[Stored data]
╭──

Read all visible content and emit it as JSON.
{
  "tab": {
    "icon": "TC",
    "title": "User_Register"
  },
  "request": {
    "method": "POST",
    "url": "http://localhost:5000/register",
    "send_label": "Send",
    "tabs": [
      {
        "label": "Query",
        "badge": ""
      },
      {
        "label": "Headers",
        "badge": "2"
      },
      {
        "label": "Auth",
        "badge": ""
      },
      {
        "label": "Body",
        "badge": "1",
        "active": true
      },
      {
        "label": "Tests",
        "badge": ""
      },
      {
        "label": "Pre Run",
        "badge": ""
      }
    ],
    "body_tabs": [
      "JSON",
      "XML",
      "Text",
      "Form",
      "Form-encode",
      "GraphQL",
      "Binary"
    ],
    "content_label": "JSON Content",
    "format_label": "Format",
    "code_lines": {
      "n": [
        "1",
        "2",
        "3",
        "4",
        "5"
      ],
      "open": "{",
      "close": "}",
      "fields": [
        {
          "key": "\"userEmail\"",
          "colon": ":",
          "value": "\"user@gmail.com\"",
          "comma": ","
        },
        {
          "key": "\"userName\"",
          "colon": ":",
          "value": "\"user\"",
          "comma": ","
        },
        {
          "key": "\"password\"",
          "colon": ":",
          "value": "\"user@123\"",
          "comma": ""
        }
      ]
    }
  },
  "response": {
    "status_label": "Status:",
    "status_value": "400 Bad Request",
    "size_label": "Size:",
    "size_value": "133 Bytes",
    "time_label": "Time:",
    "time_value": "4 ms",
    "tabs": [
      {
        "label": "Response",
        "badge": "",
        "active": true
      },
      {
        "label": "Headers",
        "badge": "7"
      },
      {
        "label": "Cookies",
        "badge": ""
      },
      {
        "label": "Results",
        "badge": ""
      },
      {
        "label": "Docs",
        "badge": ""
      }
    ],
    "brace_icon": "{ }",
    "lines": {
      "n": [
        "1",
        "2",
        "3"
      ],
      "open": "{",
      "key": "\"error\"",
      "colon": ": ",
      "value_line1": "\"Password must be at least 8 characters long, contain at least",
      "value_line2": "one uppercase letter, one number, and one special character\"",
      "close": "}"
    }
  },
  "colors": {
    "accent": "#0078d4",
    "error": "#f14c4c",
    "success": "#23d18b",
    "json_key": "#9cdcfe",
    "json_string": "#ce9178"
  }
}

╰──

Write the data from above out again, exactly.

Read all visible content and emit it as JSON.
{
  "tab": {
    "icon": "TC",
    "title": "User_Register"
  },
  "request": {
    "method": "POST",
    "url": "http://localhost:5000/register",
    "send_label": "Send",
    "tabs": [
      {
        "label": "Query",
        "badge": ""
      },
      {
        "label": "Headers",
        "badge": "2"
      },
      {
        "label": "Auth",
        "badge": ""
      },
      {
        "label": "Body",
        "badge": "1",
        "active": true
      },
      {
        "label": "Tests",
        "badge": ""
      },
      {
        "label": "Pre Run",
        "badge": ""
      }
    ],
    "body_tabs": [
      "JSON",
      "XML",
      "Text",
      "Form",
      "Form-encode",
      "GraphQL",
      "Binary"
    ],
    "content_label": "JSON Content",
    "format_label": "Format",
    "code_lines": {
      "n": [
        "1",
        "2",
        "3",
        "4",
        "5"
      ],
      "open": "{",
      "close": "}",
      "fields": [
        {
          "key": "\"userEmail\"",
          "colon": ":",
          "value": "\"user@gmail.com\"",
          "comma": ","
        },
        {
          "key": "\"userName\"",
          "colon": ":",
          "value": "\"user\"",
          "comma": ","
        },
        {
          "key": "\"password\"",
          "colon": ":",
          "value": "\"user@123\"",
          "comma": ""
        }
      ]
    }
  },
  "response": {
    "status_label": "Status:",
    "status_value": "400 Bad Request",
    "size_label": "Size:",
    "size_value": "133 Bytes",
    "time_label": "Time:",
    "time_value": "4 ms",
    "tabs": [
      {
        "label": "Response",
        "badge": "",
        "active": true
      },
      {
        "label": "Headers",
        "badge": "7"
      },
      {
        "label": "Cookies",
        "badge": ""
      },
      {
        "label": "Results",
        "badge": ""
      },
      {
        "label": "Docs",
        "badge": ""
      }
    ],
    "brace_icon": "{ }",
    "lines": {
      "n": [
        "1",
        "2",
        "3"
      ],
      "open": "{",
      "key": "\"error\"",
      "colon": ": ",
      "value_line1": "\"Password must be at least 8 characters long, contain at least",
      "value_line2": "one uppercase letter, one number, and one special character\"",
      "close": "}"
    }
  },
  "colors": {
    "accent": "#0078d4",
    "error": "#f14c4c",
    "success": "#23d18b",
    "json_key": "#9cdcfe",
    "json_string": "#ce9178"
  }
}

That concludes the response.